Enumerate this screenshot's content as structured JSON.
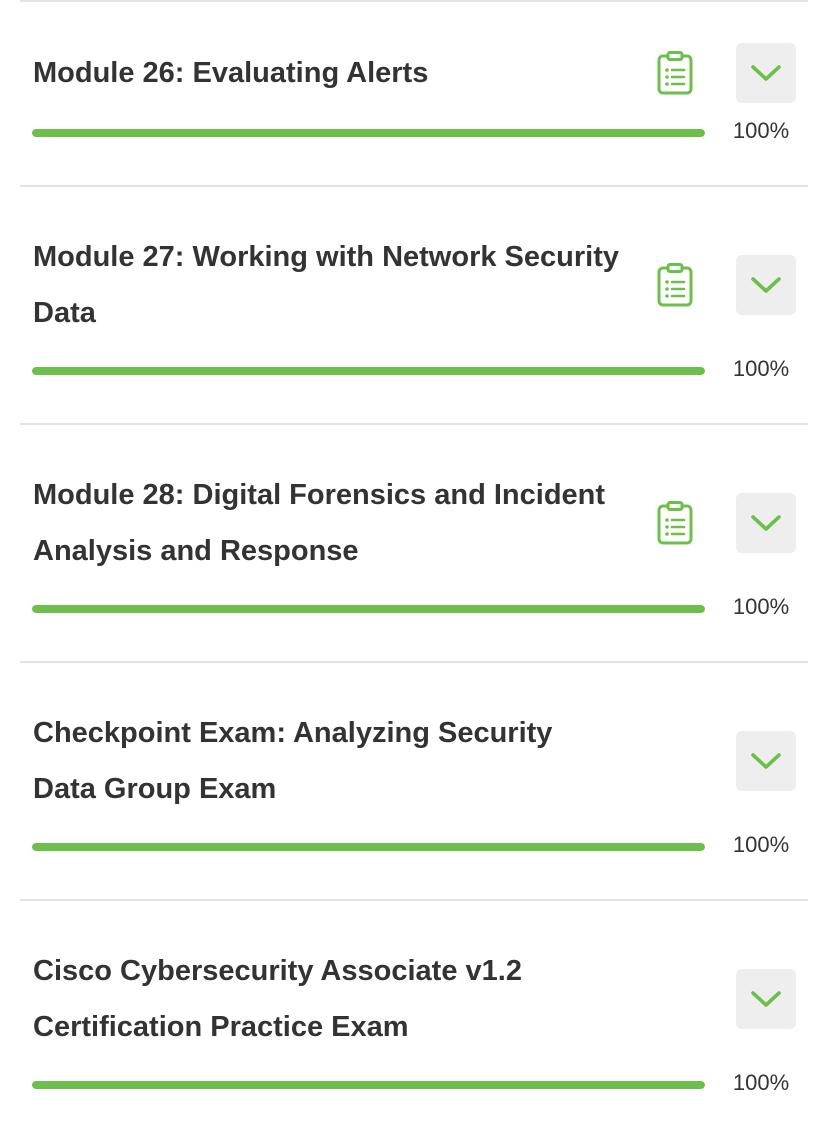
{
  "colors": {
    "accent_green": "#6cbf4a",
    "text": "#333333",
    "button_bg": "#eeeeee",
    "divider": "#e3e3e3"
  },
  "modules": [
    {
      "title": "Module 26: Evaluating Alerts",
      "progress_label": "100%",
      "progress_fraction": 1.0,
      "has_checklist_icon": true,
      "icon": "clipboard-checklist-icon",
      "toggle_icon": "chevron-down-icon"
    },
    {
      "title": "Module 27: Working with Network Security Data",
      "progress_label": "100%",
      "progress_fraction": 1.0,
      "has_checklist_icon": true,
      "icon": "clipboard-checklist-icon",
      "toggle_icon": "chevron-down-icon"
    },
    {
      "title": "Module 28: Digital Forensics and Incident Analysis and Response",
      "progress_label": "100%",
      "progress_fraction": 1.0,
      "has_checklist_icon": true,
      "icon": "clipboard-checklist-icon",
      "toggle_icon": "chevron-down-icon"
    },
    {
      "title": "Checkpoint Exam: Analyzing Security Data Group Exam",
      "progress_label": "100%",
      "progress_fraction": 1.0,
      "has_checklist_icon": false,
      "toggle_icon": "chevron-down-icon"
    },
    {
      "title": "Cisco Cybersecurity Associate v1.2 Certification Practice Exam",
      "progress_label": "100%",
      "progress_fraction": 1.0,
      "has_checklist_icon": false,
      "toggle_icon": "chevron-down-icon"
    }
  ]
}
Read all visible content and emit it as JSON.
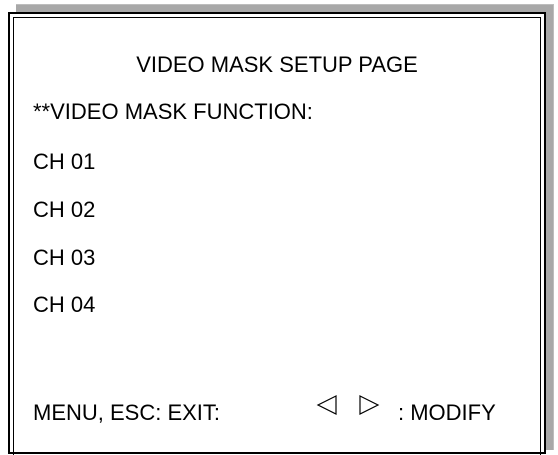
{
  "screen": {
    "title": "VIDEO MASK SETUP PAGE",
    "function_label": "**VIDEO MASK FUNCTION:",
    "channels": [
      "CH 01",
      "CH 02",
      "CH 03",
      "CH 04"
    ],
    "footer": {
      "exit_label": "MENU, ESC: EXIT:",
      "modify_label": ": MODIFY",
      "left_arrow_icon": "triangle-left-icon",
      "right_arrow_icon": "triangle-right-icon"
    }
  }
}
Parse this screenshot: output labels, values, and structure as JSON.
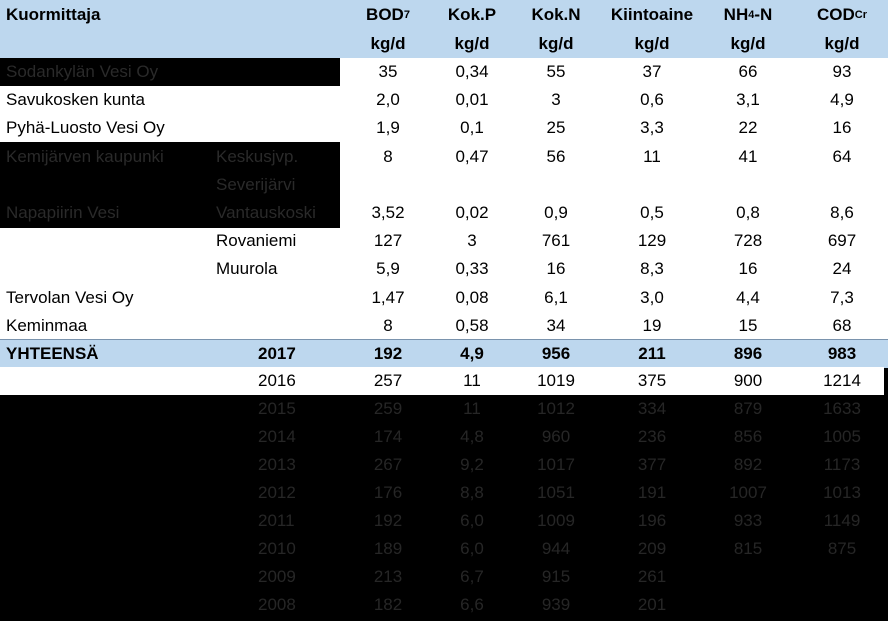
{
  "header": {
    "col0": "Kuormittaja",
    "bod": "BOD",
    "bod_sub": "7",
    "kokp": "Kok.P",
    "kokn": "Kok.N",
    "kiint": "Kiintoaine",
    "nh4_a": "NH",
    "nh4_sub": "4",
    "nh4_b": "-N",
    "cod": "COD",
    "cod_sub": "Cr",
    "unit": "kg/d"
  },
  "rows": [
    {
      "name": "Sodankylän Vesi Oy",
      "sub": "",
      "v": [
        "35",
        "0,34",
        "55",
        "37",
        "66",
        "93"
      ]
    },
    {
      "name": "Savukosken kunta",
      "sub": "",
      "v": [
        "2,0",
        "0,01",
        "3",
        "0,6",
        "3,1",
        "4,9"
      ]
    },
    {
      "name": "Pyhä-Luosto Vesi Oy",
      "sub": "",
      "v": [
        "1,9",
        "0,1",
        "25",
        "3,3",
        "22",
        "16"
      ]
    },
    {
      "name": "Kemijärven kaupunki",
      "sub": "Keskusjvp.",
      "v": [
        "8",
        "0,47",
        "56",
        "11",
        "41",
        "64"
      ]
    },
    {
      "name": "",
      "sub": "Severijärvi",
      "v": [
        "",
        "",
        "",
        "",
        "",
        ""
      ]
    },
    {
      "name": "Napapiirin Vesi",
      "sub": "Vantauskoski",
      "v": [
        "3,52",
        "0,02",
        "0,9",
        "0,5",
        "0,8",
        "8,6"
      ]
    },
    {
      "name": "",
      "sub": "Rovaniemi",
      "v": [
        "127",
        "3",
        "761",
        "129",
        "728",
        "697"
      ]
    },
    {
      "name": "",
      "sub": "Muurola",
      "v": [
        "5,9",
        "0,33",
        "16",
        "8,3",
        "16",
        "24"
      ]
    },
    {
      "name": "Tervolan Vesi Oy",
      "sub": "",
      "v": [
        "1,47",
        "0,08",
        "6,1",
        "3,0",
        "4,4",
        "7,3"
      ]
    },
    {
      "name": "Keminmaa",
      "sub": "",
      "v": [
        "8",
        "0,58",
        "34",
        "19",
        "15",
        "68"
      ]
    }
  ],
  "total": {
    "label": "YHTEENSÄ",
    "year": "2017",
    "v": [
      "192",
      "4,9",
      "956",
      "211",
      "896",
      "983"
    ]
  },
  "years": [
    {
      "year": "2016",
      "v": [
        "257",
        "11",
        "1019",
        "375",
        "900",
        "1214"
      ]
    },
    {
      "year": "2015",
      "v": [
        "259",
        "11",
        "1012",
        "334",
        "879",
        "1633"
      ]
    },
    {
      "year": "2014",
      "v": [
        "174",
        "4,8",
        "960",
        "236",
        "856",
        "1005"
      ]
    },
    {
      "year": "2013",
      "v": [
        "267",
        "9,2",
        "1017",
        "377",
        "892",
        "1173"
      ]
    },
    {
      "year": "2012",
      "v": [
        "176",
        "8,8",
        "1051",
        "191",
        "1007",
        "1013"
      ]
    },
    {
      "year": "2011",
      "v": [
        "192",
        "6,0",
        "1009",
        "196",
        "933",
        "1149"
      ]
    },
    {
      "year": "2010",
      "v": [
        "189",
        "6,0",
        "944",
        "209",
        "815",
        "875"
      ]
    },
    {
      "year": "2009",
      "v": [
        "213",
        "6,7",
        "915",
        "261",
        "",
        ""
      ]
    },
    {
      "year": "2008",
      "v": [
        "182",
        "6,6",
        "939",
        "201",
        "",
        ""
      ]
    }
  ]
}
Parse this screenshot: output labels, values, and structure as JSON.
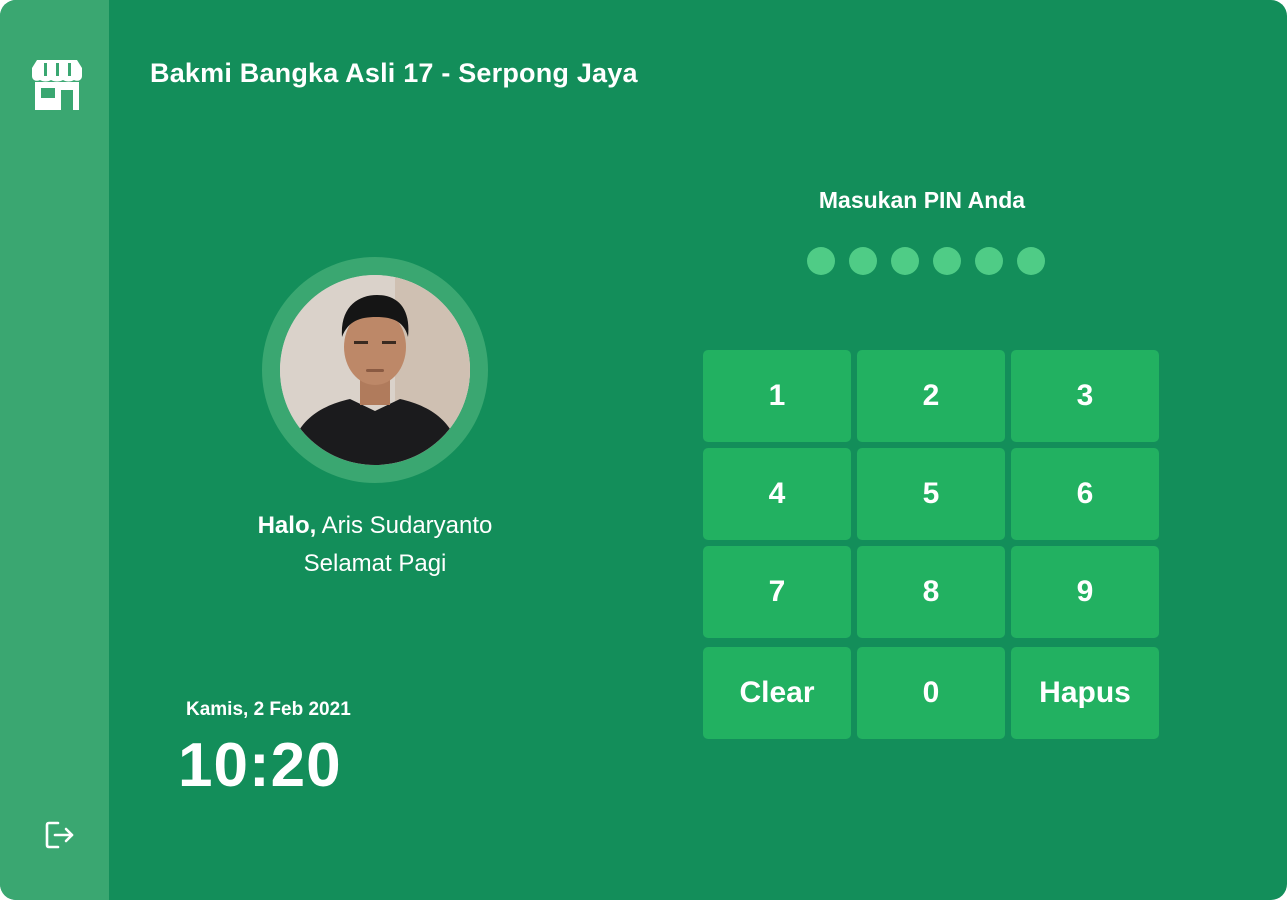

Prompt: Your task is to list each line of the records with the word "name".

Full answer:
      "name": "Sodankylän Vesi Oy",
      "name": "Savukosken kunta",
      "name": "Pyhä-Luosto Vesi Oy",
      "name": "Kemijärven kaupunki",
      "name": "",
      "name": "Napapiirin Vesi",
      "name": "",
      "name": "",
      "name": "Tervolan Vesi Oy",
      "name": "Keminmaa",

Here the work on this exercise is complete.